Source data:

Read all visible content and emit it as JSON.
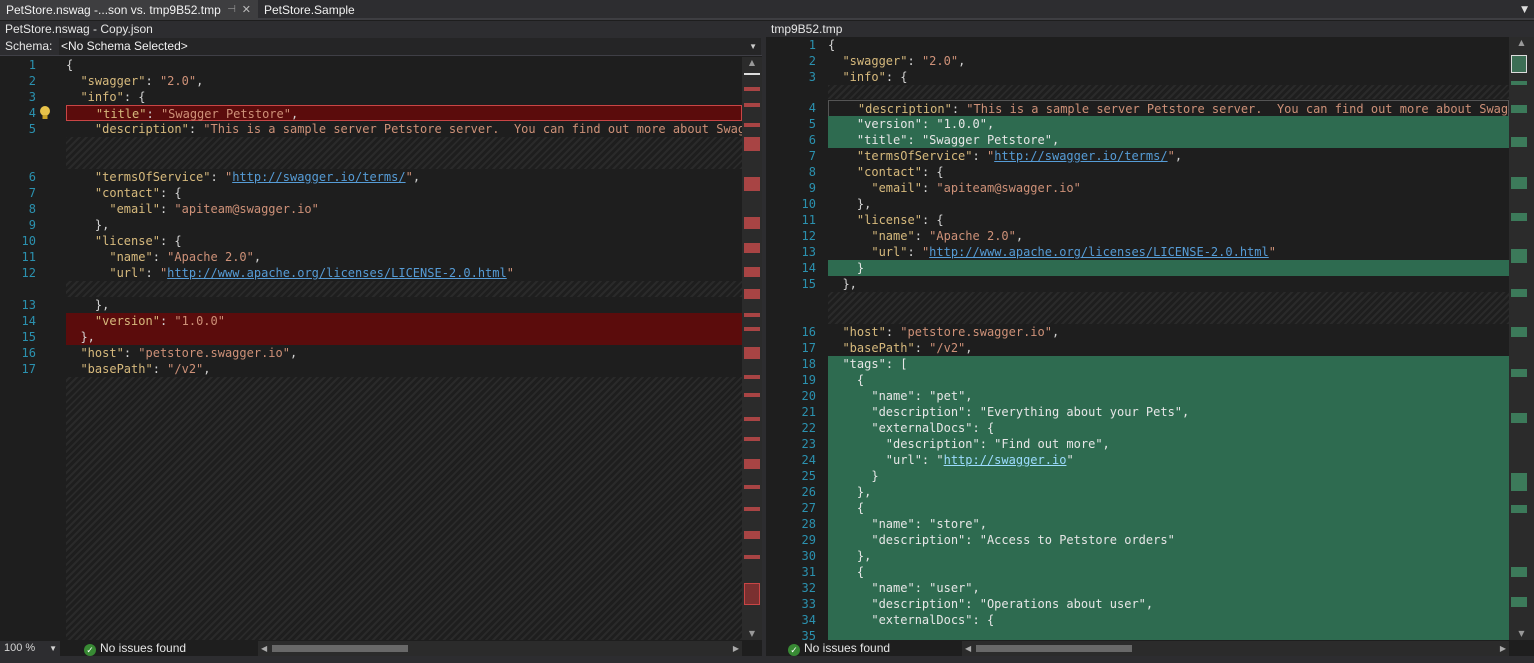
{
  "tabs": [
    {
      "label": "PetStore.nswag -...son vs. tmp9B52.tmp",
      "pin": "⊣",
      "close": "✕"
    },
    {
      "label": "PetStore.Sample"
    }
  ],
  "tab_dropdown": "▼",
  "left_pane": {
    "title": "PetStore.nswag - Copy.json",
    "schema_label": "Schema:",
    "schema_value": "<No Schema Selected>",
    "zoom": "100 %",
    "status": "No issues found"
  },
  "right_pane": {
    "title": "tmp9B52.tmp",
    "status": "No issues found"
  },
  "colors": {
    "removed": "#5b0c0c",
    "added": "#2e6b50",
    "line_number": "#2b91af"
  }
}
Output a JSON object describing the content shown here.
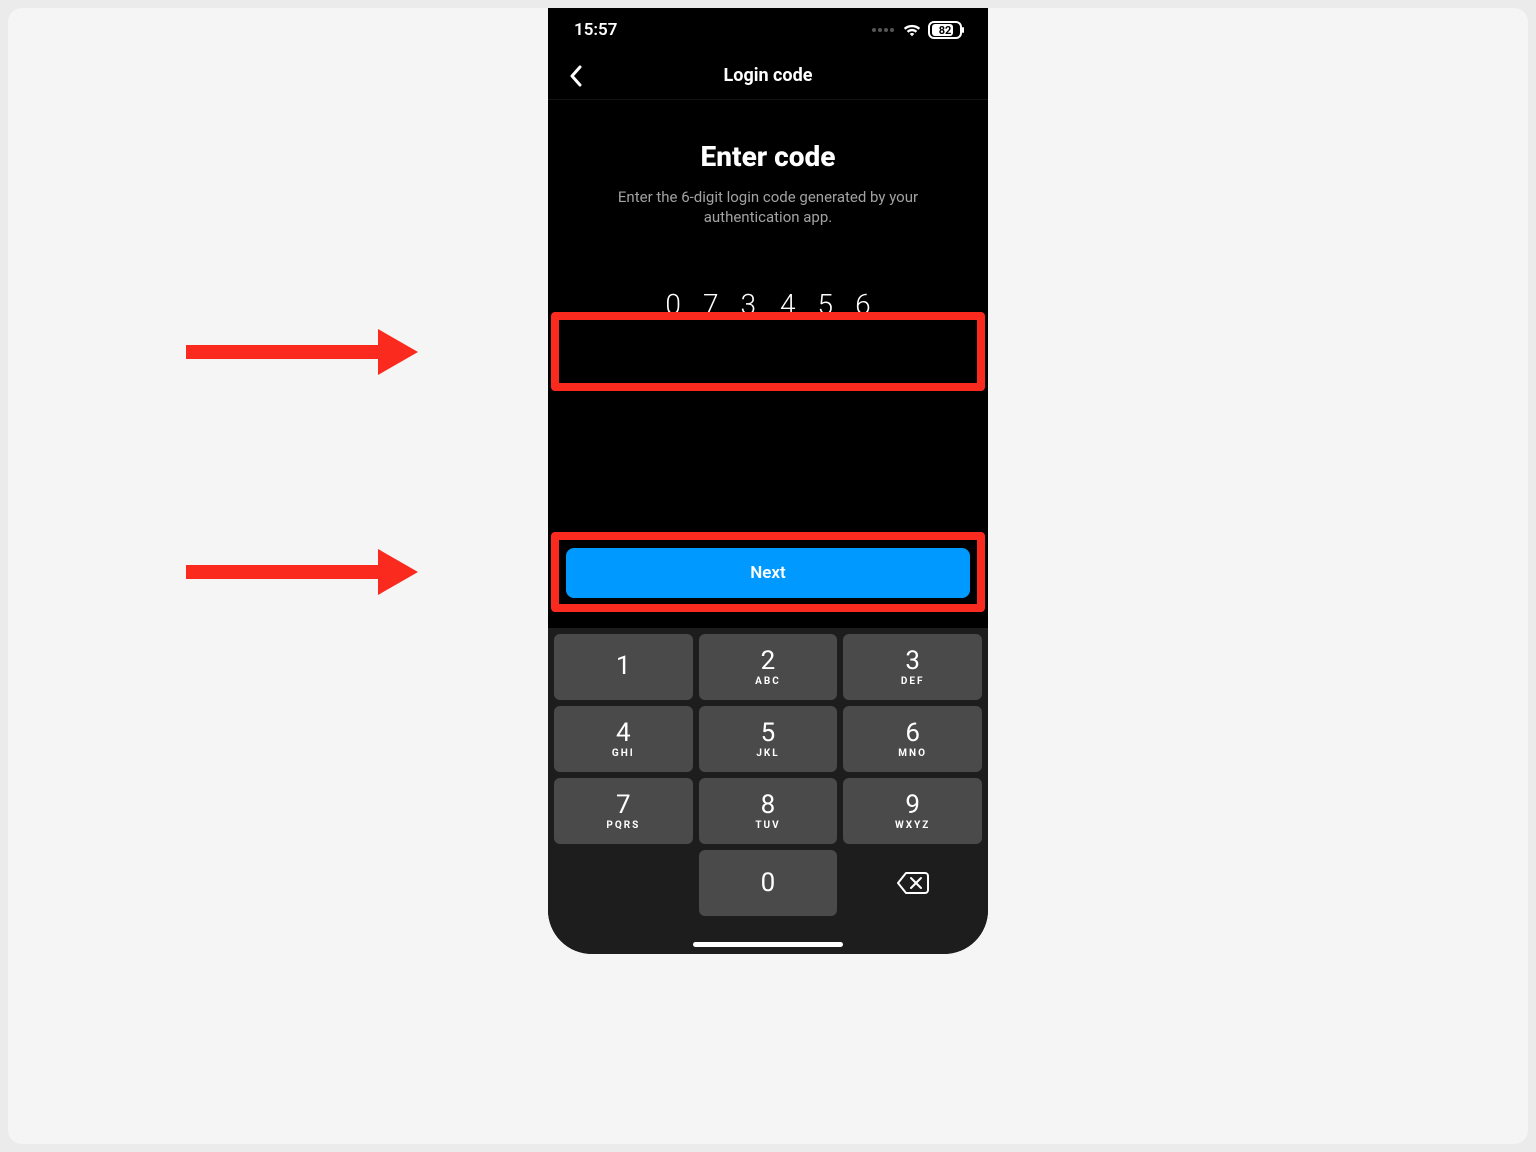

### WORK TO COMPLETE
Leave every image out, and retype the material exactly.

### SOLUTION BELOW
Read all visible content and emit it as JSON.
{
  "tabs": [
    {
      "label": "PetStore.nswag -...son vs. tmp9B52.tmp",
      "pin": "⊣",
      "close": "✕"
    },
    {
      "label": "PetStore.Sample"
    }
  ],
  "tab_dropdown": "▼",
  "left_pane": {
    "title": "PetStore.nswag - Copy.json",
    "schema_label": "Schema:",
    "schema_value": "<No Schema Selected>",
    "zoom": "100 %",
    "status": "No issues found"
  },
  "right_pane": {
    "title": "tmp9B52.tmp",
    "status": "No issues found"
  },
  "colors": {
    "removed": "#5b0c0c",
    "added": "#2e6b50",
    "line_number": "#2b91af"
  }
}
Output a JSON object describing the content shown here.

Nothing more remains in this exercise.